## SET PROBLEM
Report only how many lines hold the word "теперь".

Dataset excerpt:
---+---

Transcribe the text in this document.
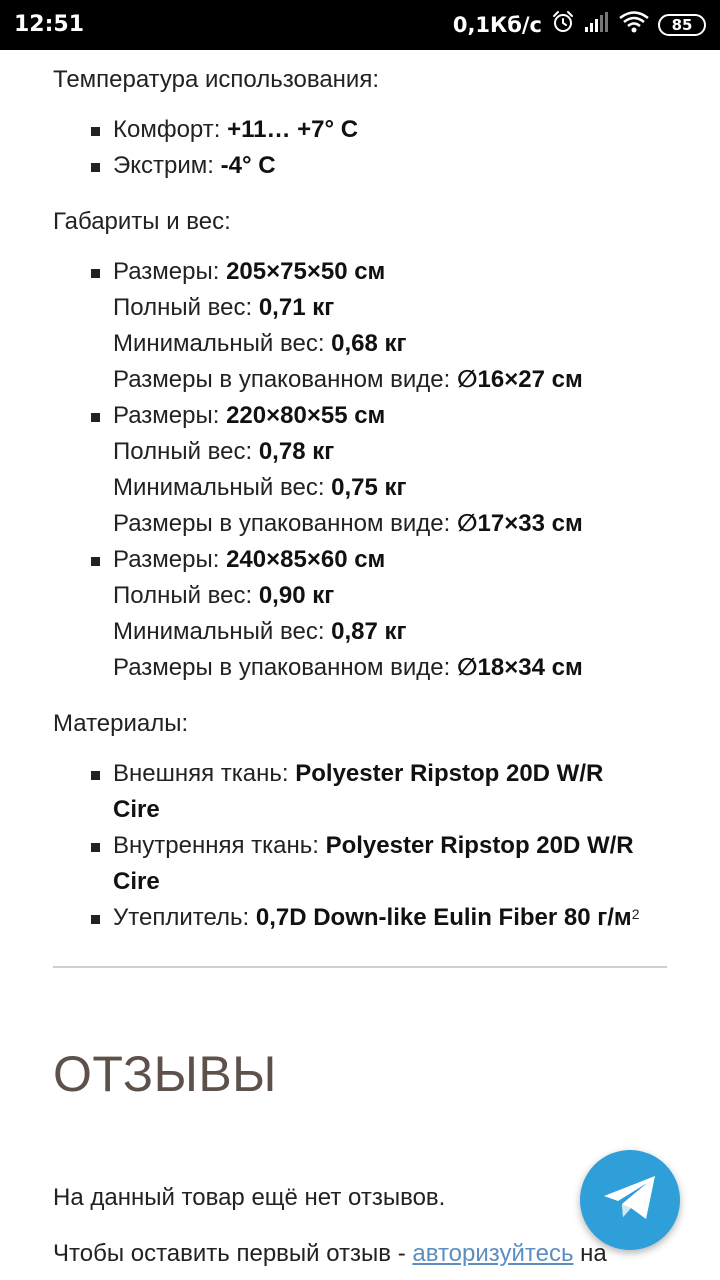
12:51	0,1Кб/с	85
Температура использования:
Комфорт: +11… +7° С
Экстрим: -4° С
Габариты и вес:
Размеры: 205×75×50 см
Полный вес: 0,71 кг
Минимальный вес: 0,68 кг
Размеры в упакованном виде: ∅16×27 см
Размеры: 220×80×55 см
Полный вес: 0,78 кг
Минимальный вес: 0,75 кг
Размеры в упакованном виде: ∅17×33 см
Размеры: 240×85×60 см
Полный вес: 0,90 кг
Минимальный вес: 0,87 кг
Размеры в упакованном виде: ∅18×34 см
Материалы:
Внешняя ткань: Polyester Ripstop 20D W/R
Cire
Внутренняя ткань: Polyester Ripstop 20D W/R
Cire
Утеплитель: 0,7D Down-like Eulin Fiber 80 $г/м^2$
ОТЗЫВЫ
На данный товар ещё нет отзывов.
Чтобы оставить первый отзыв - авторизуйтесь на
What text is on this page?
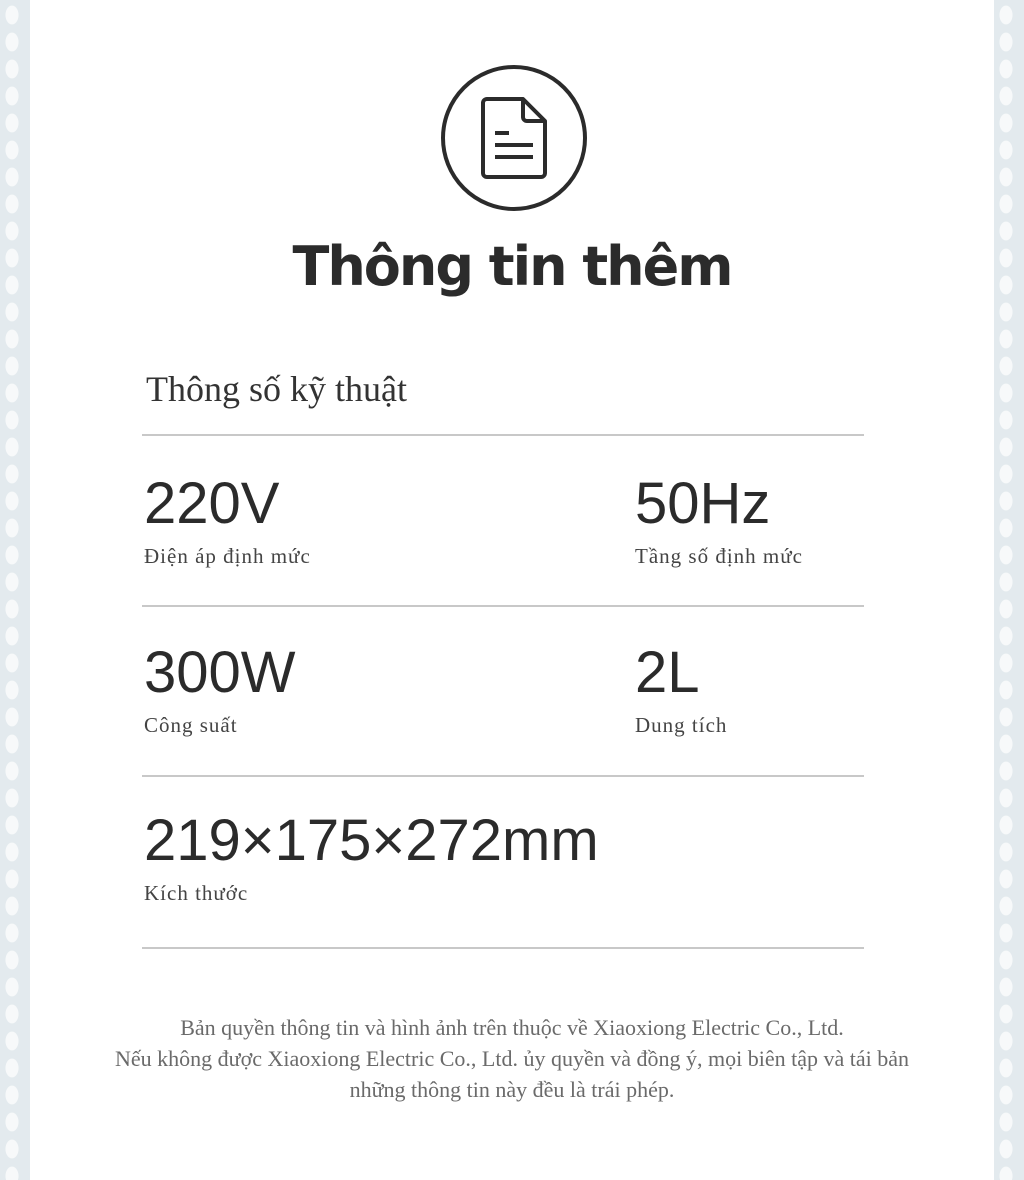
Thông tin thêm
Thông số kỹ thuật
220V
Điện áp định mức
50Hz
Tầng số định mức
300W
Công suất
2L
Dung tích
219×175×272mm
Kích thước
Bản quyền thông tin và hình ảnh trên thuộc về Xiaoxiong Electric Co., Ltd.
Nếu không được Xiaoxiong Electric Co., Ltd. ủy quyền và đồng ý, mọi biên tập và tái bản
những thông tin này đều là trái phép.
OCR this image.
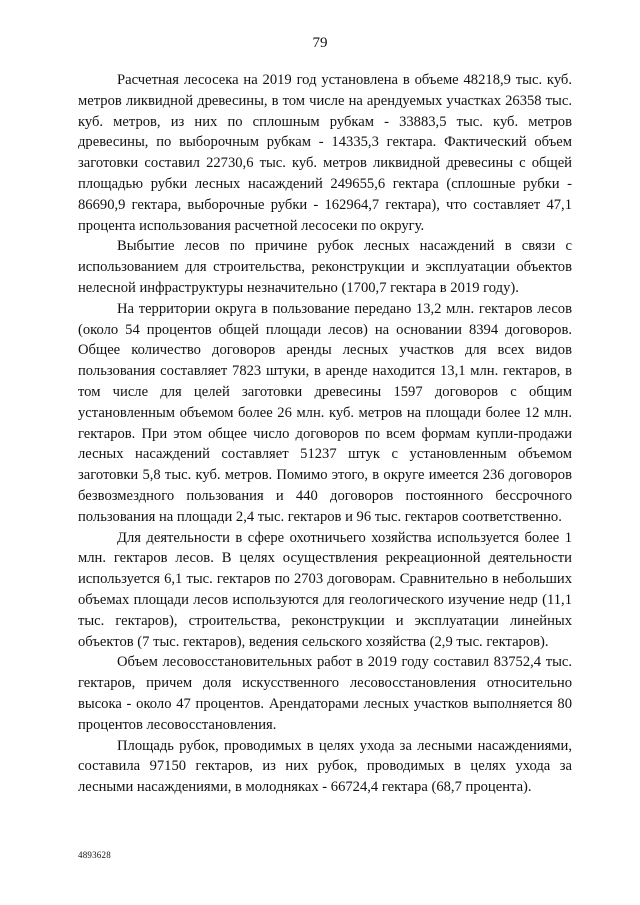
79

Расчетная лесосека на 2019 год установлена в объеме 48218,9 тыс. куб. метров ликвидной древесины, в том числе на арендуемых участках 26358 тыс. куб. метров, из них по сплошным рубкам - 33883,5 тыс. куб. метров древесины, по выборочным рубкам - 14335,3 гектара. Фактический объем заготовки составил 22730,6 тыс. куб. метров ликвидной древесины с общей площадью рубки лесных насаждений 249655,6 гектара (сплошные рубки - 86690,9 гектара, выборочные рубки - 162964,7 гектара), что составляет 47,1 процента использования расчетной лесосеки по округу.

Выбытие лесов по причине рубок лесных насаждений в связи с использованием для строительства, реконструкции и эксплуатации объектов нелесной инфраструктуры незначительно (1700,7 гектара в 2019 году).

На территории округа в пользование передано 13,2 млн. гектаров лесов (около 54 процентов общей площади лесов) на основании 8394 договоров. Общее количество договоров аренды лесных участков для всех видов пользования составляет 7823 штуки, в аренде находится 13,1 млн. гектаров, в том числе для целей заготовки древесины 1597 договоров с общим установленным объемом более 26 млн. куб. метров на площади более 12 млн. гектаров. При этом общее число договоров по всем формам купли-продажи лесных насаждений составляет 51237 штук с установленным объемом заготовки 5,8 тыс. куб. метров. Помимо этого, в округе имеется 236 договоров безвозмездного пользования и 440 договоров постоянного бессрочного пользования на площади 2,4 тыс. гектаров и 96 тыс. гектаров соответственно.

Для деятельности в сфере охотничьего хозяйства используется более 1 млн. гектаров лесов. В целях осуществления рекреационной деятельности используется 6,1 тыс. гектаров по 2703 договорам. Сравнительно в небольших объемах площади лесов используются для геологического изучение недр (11,1 тыс. гектаров), строительства, реконструкции и эксплуатации линейных объектов (7 тыс. гектаров), ведения сельского хозяйства (2,9 тыс. гектаров).

Объем лесовосстановительных работ в 2019 году составил 83752,4 тыс. гектаров, причем доля искусственного лесовосстановления относительно высока - около 47 процентов. Арендаторами лесных участков выполняется 80 процентов лесовосстановления.

Площадь рубок, проводимых в целях ухода за лесными насаждениями, составила 97150 гектаров, из них рубок, проводимых в целях ухода за лесными насаждениями, в молодняках - 66724,4 гектара (68,7 процента).

4893628
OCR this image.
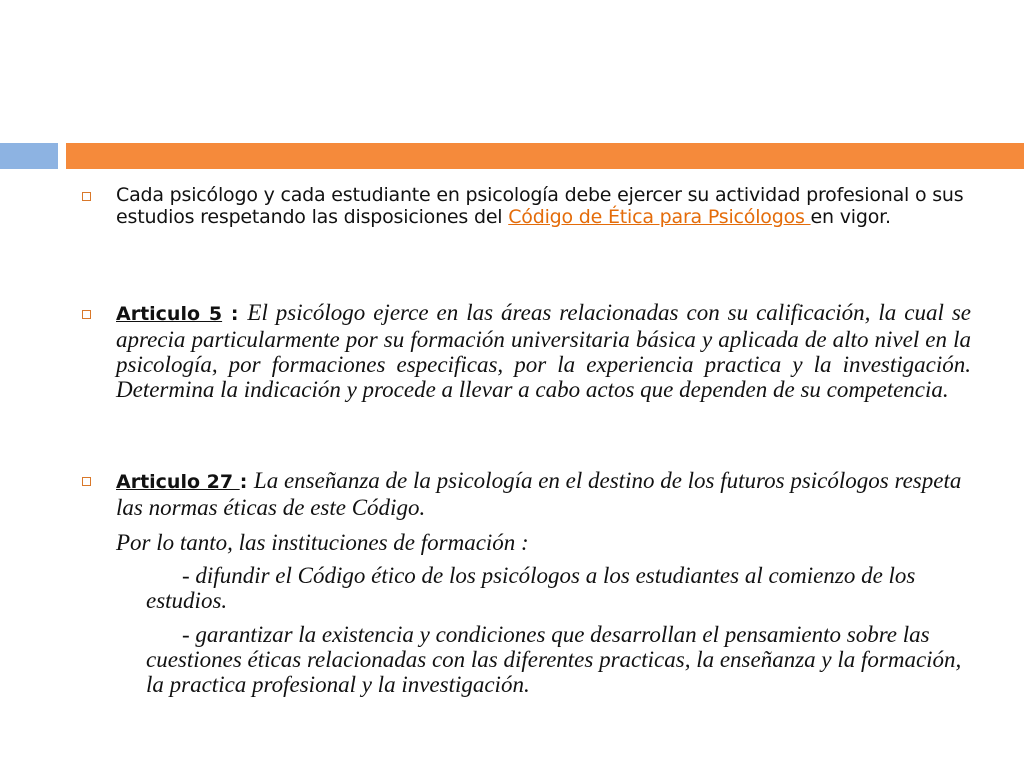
Cada psicólogo y cada estudiante en psicología debe ejercer su actividad profesional o sus estudios respetando las disposiciones del Código de Ética para Psicólogos en vigor.
Articulo 5 : El psicólogo ejerce en las áreas relacionadas con su calificación, la cual se aprecia particularmente por su formación universitaria básica y aplicada de alto nivel en la psicología, por formaciones especificas, por la experiencia practica y la investigación. Determina la indicación y procede a llevar a cabo actos que dependen de su competencia.
Articulo 27 : La enseñanza de la psicología en el destino de los futuros psicólogos respeta las normas éticas de este Código.
Por lo tanto, las instituciones de formación :
- difundir el Código ético de los psicólogos a los estudiantes al comienzo de los estudios.
- garantizar la existencia y condiciones que desarrollan el pensamiento sobre las cuestiones éticas relacionadas con las diferentes practicas, la enseñanza y la formación, la practica profesional y la investigación.
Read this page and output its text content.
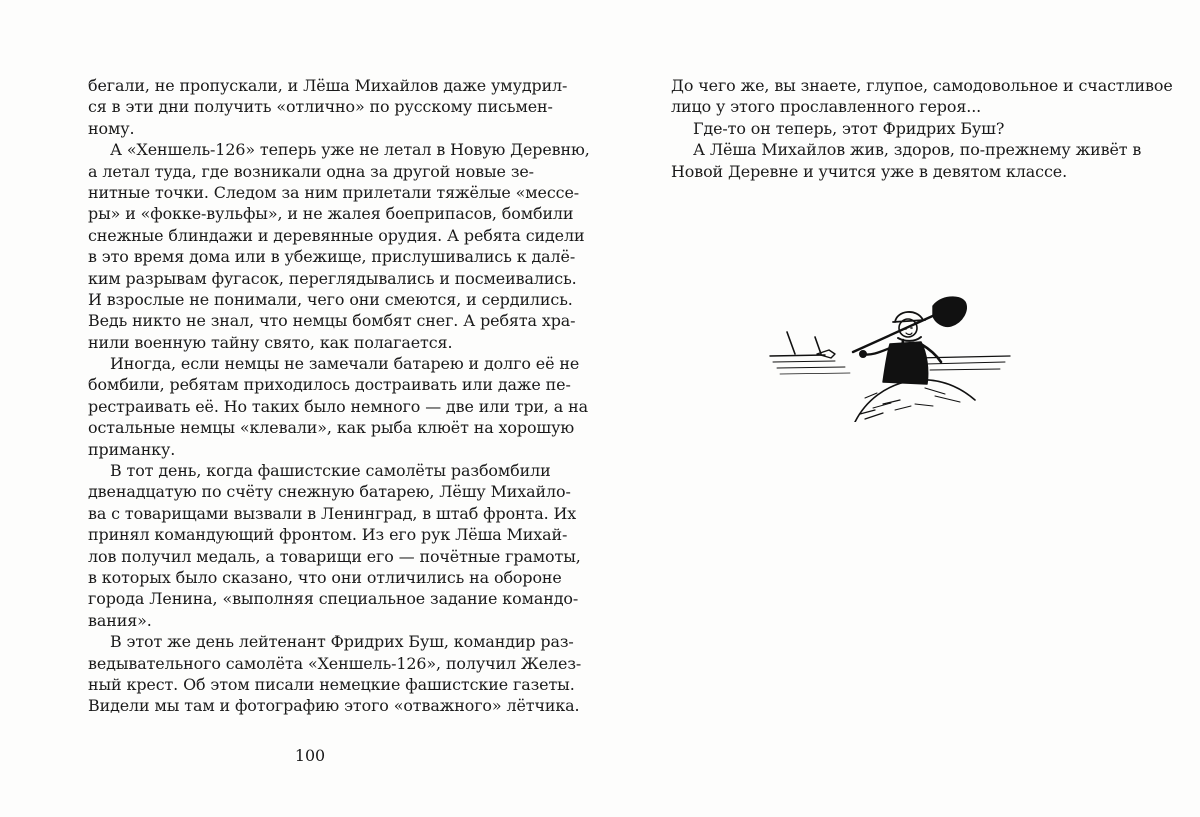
бегали, не пропускали, и Лёша Михайлов даже умудрил-
ся в эти дни получить «отлично» по русскому письмен-
ному.
А «Хеншель-126» теперь уже не летал в Новую Деревню,
а летал туда, где возникали одна за другой новые зе-
нитные точки. Следом за ним прилетали тяжёлые «мессе-
ры» и «фокке-вульфы», и не жалея боеприпасов, бомбили
снежные блиндажи и деревянные орудия. А ребята сидели
в это время дома или в убежище, прислушивались к далё-
ким разрывам фугасок, переглядывались и посмеивались.
И взрослые не понимали, чего они смеются, и сердились.
Ведь никто не знал, что немцы бомбят снег. А ребята хра-
нили военную тайну свято, как полагается.
Иногда, если немцы не замечали батарею и долго её не
бомбили, ребятам приходилось достраивать или даже пе-
рестраивать её. Но таких было немного — две или три, а на
остальные немцы «клевали», как рыба клюёт на хорошую
приманку.
В тот день, когда фашистские самолёты разбомбили
двенадцатую по счёту снежную батарею, Лёшу Михайло-
ва с товарищами вызвали в Ленинград, в штаб фронта. Их
принял командующий фронтом. Из его рук Лёша Михай-
лов получил медаль, а товарищи его — почётные грамоты,
в которых было сказано, что они отличились на обороне
города Ленина, «выполняя специальное задание командо-
вания».
В этот же день лейтенант Фридрих Буш, командир раз-
ведывательного самолёта «Хеншель-126», получил Желез-
ный крест. Об этом писали немецкие фашистские газеты.
Видели мы там и фотографию этого «отважного» лётчика.
100
До чего же, вы знаете, глупое, самодовольное и счастливое
лицо у этого прославленного героя...
Где-то он теперь, этот Фридрих Буш?
А Лёша Михайлов жив, здоров, по-прежнему живёт в
Новой Деревне и учится уже в девятом классе.
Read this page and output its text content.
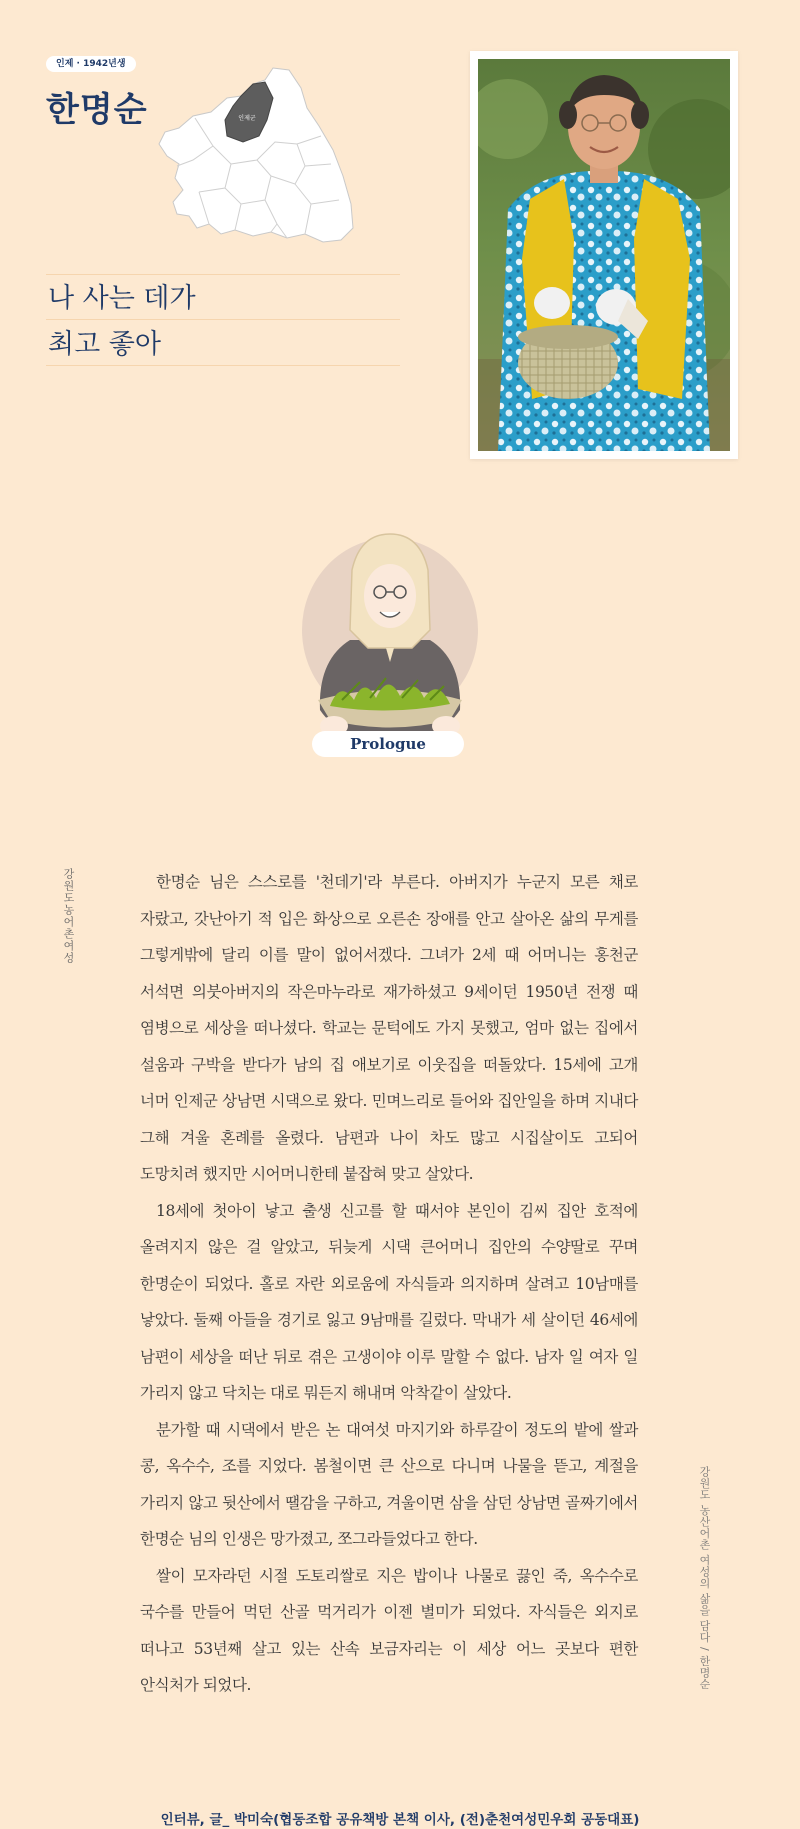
인제 · 1942년생
한명순	인제군
나 사는 데가
최고 좋아
Prologue
강원도농어촌여성
강원도 농산어촌 여성의 삶을 담다 / 한명순

한명순 님은 스스로를 '천데기'라 부른다. 아버지가 누군지 모른 채로 자랐고, 갓난아기 적 입은 화상으로 오른손 장애를 안고 살아온 삶의 무게를 그렇게밖에 달리 이를 말이 없어서겠다. 그녀가 2세 때 어머니는 홍천군 서석면 의붓아버지의 작은마누라로 재가하셨고 9세이던 1950년 전쟁 때 염병으로 세상을 떠나셨다. 학교는 문턱에도 가지 못했고, 엄마 없는 집에서 설움과 구박을 받다가 남의 집 애보기로 이웃집을 떠돌았다. 15세에 고개 너머 인제군 상남면 시댁으로 왔다. 민며느리로 들어와 집안일을 하며 지내다 그해 겨울 혼례를 올렸다. 남편과 나이 차도 많고 시집살이도 고되어 도망치려 했지만 시어머니한테 붙잡혀 맞고 살았다.

18세에 첫아이 낳고 출생 신고를 할 때서야 본인이 김씨 집안 호적에 올려지지 않은 걸 알았고, 뒤늦게 시댁 큰어머니 집안의 수양딸로 꾸며 한명순이 되었다. 홀로 자란 외로움에 자식들과 의지하며 살려고 10남매를 낳았다. 둘째 아들을 경기로 잃고 9남매를 길렀다. 막내가 세 살이던 46세에 남편이 세상을 떠난 뒤로 겪은 고생이야 이루 말할 수 없다. 남자 일 여자 일 가리지 않고 닥치는 대로 뭐든지 해내며 악착같이 살았다.

분가할 때 시댁에서 받은 논 대여섯 마지기와 하루갈이 정도의 밭에 쌀과 콩, 옥수수, 조를 지었다. 봄철이면 큰 산으로 다니며 나물을 뜯고, 계절을 가리지 않고 뒷산에서 땔감을 구하고, 겨울이면 삼을 삼던 상남면 골짜기에서 한명순 님의 인생은 망가졌고, 쪼그라들었다고 한다.

쌀이 모자라던 시절 도토리쌀로 지은 밥이나 나물로 끓인 죽, 옥수수로 국수를 만들어 먹던 산골 먹거리가 이젠 별미가 되었다. 자식들은 외지로 떠나고 53년째 살고 있는 산속 보금자리는 이 세상 어느 곳보다 편한 안식처가 되었다.

인터뷰, 글_ 박미숙(협동조합 공유책방 본책 이사, (전)춘천여성민우회 공동대표)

---+---

## CORRECT RESULT
2